━━━ Given records ━━━

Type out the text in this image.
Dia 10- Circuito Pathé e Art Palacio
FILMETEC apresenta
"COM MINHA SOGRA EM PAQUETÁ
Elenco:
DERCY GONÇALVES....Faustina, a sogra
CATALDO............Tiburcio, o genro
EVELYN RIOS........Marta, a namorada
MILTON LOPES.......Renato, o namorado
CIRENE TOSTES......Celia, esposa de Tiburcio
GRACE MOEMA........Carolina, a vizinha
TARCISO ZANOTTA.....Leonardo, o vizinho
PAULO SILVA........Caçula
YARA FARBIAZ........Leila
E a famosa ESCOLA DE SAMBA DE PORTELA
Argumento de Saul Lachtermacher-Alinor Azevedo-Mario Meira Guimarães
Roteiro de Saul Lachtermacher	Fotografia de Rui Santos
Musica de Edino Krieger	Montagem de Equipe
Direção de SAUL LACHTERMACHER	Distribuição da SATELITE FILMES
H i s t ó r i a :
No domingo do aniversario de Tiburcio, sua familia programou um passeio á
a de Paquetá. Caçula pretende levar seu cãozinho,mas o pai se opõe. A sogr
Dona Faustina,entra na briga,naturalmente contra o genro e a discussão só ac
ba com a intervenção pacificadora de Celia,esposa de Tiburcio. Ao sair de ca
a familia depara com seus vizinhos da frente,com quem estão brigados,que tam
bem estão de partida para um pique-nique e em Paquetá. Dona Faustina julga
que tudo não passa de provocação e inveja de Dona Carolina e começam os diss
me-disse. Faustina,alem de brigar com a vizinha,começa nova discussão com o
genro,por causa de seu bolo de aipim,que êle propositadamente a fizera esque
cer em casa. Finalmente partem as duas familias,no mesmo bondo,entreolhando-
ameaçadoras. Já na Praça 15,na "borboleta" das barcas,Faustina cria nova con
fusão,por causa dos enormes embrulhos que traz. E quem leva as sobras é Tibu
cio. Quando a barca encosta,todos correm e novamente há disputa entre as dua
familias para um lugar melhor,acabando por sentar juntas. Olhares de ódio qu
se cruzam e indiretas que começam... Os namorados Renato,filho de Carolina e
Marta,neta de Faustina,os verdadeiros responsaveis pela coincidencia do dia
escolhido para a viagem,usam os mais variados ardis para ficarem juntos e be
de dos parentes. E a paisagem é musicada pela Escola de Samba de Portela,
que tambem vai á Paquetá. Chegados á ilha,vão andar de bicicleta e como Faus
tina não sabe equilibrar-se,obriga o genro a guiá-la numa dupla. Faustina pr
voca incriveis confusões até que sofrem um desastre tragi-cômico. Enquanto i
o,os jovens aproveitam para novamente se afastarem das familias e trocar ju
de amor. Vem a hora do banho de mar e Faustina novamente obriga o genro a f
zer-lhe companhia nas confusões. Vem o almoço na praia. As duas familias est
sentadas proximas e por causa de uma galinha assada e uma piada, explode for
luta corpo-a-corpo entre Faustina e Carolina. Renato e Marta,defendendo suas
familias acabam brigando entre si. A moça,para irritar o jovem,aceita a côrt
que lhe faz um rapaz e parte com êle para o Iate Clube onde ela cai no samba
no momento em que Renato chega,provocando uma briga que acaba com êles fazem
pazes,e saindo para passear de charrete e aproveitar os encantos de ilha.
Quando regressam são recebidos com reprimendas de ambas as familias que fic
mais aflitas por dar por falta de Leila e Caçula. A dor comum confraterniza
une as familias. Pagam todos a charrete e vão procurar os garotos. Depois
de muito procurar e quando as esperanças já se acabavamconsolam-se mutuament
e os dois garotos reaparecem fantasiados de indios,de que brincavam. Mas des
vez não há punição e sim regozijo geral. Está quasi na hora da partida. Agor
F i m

━━━

> Given task
Please list every line of the records that contains "Caçula".

> Solution
PAULO SILVA........Caçula
a de Paquetá. Caçula pretende levar seu cãozinho,mas o pai se opõe. A sogr
mais aflitas por dar por falta de Leila e Caçula. A dor comum confraterniza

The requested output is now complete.